## Written task:
Which lines contain the string "Machine"? Please list every one of them.

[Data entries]
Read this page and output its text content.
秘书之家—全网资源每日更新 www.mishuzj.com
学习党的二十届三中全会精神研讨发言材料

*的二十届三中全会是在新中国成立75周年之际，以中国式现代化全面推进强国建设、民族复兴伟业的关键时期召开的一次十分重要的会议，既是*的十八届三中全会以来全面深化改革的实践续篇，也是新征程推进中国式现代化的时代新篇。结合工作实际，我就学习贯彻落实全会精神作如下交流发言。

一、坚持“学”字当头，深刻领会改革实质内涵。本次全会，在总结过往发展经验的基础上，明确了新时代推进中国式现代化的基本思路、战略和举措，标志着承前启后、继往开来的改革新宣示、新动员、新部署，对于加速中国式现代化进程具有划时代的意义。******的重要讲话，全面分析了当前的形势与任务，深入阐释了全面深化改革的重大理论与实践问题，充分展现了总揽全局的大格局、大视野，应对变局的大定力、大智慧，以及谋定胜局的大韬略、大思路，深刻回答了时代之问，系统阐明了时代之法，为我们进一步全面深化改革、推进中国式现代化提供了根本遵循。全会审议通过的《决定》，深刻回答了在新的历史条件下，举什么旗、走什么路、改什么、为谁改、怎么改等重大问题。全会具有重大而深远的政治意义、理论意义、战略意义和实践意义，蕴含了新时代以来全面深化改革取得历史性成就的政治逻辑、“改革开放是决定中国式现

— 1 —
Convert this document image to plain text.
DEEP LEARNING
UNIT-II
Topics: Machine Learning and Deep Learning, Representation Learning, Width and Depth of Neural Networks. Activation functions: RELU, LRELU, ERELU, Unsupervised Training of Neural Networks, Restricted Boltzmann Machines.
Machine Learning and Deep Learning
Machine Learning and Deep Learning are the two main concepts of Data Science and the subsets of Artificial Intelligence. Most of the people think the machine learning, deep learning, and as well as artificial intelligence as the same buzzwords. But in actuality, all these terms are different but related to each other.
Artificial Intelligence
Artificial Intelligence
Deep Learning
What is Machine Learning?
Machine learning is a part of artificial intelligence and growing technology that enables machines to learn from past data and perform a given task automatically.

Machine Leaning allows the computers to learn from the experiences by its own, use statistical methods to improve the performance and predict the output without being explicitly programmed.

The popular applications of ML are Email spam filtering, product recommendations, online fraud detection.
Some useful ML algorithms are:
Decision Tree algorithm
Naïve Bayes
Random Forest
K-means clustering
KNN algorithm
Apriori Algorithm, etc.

## In response:
Topics: Machine Learning and Deep Learning, Representation Learning, Width and Depth of Neural Networks. Activation functions: RELU, LRELU, ERELU, Unsupervised Training of Neural Networks, Restricted Boltzmann Machines.
Machine Learning and Deep Learning
Machine Learning and Deep Learning are the two main concepts of Data Science and the subsets of Artificial Intelligence. Most of the people think the machine learning, deep learning, and as well as artificial intelligence as the same buzzwords. But in actuality, all these terms are different but related to each other.
What is Machine Learning?
Machine learning is a part of artificial intelligence and growing technology that enables machines to learn from past data and perform a given task automatically.
Machine Leaning allows the computers to learn from the experiences by its own, use statistical methods to improve the performance and predict the output without being explicitly programmed.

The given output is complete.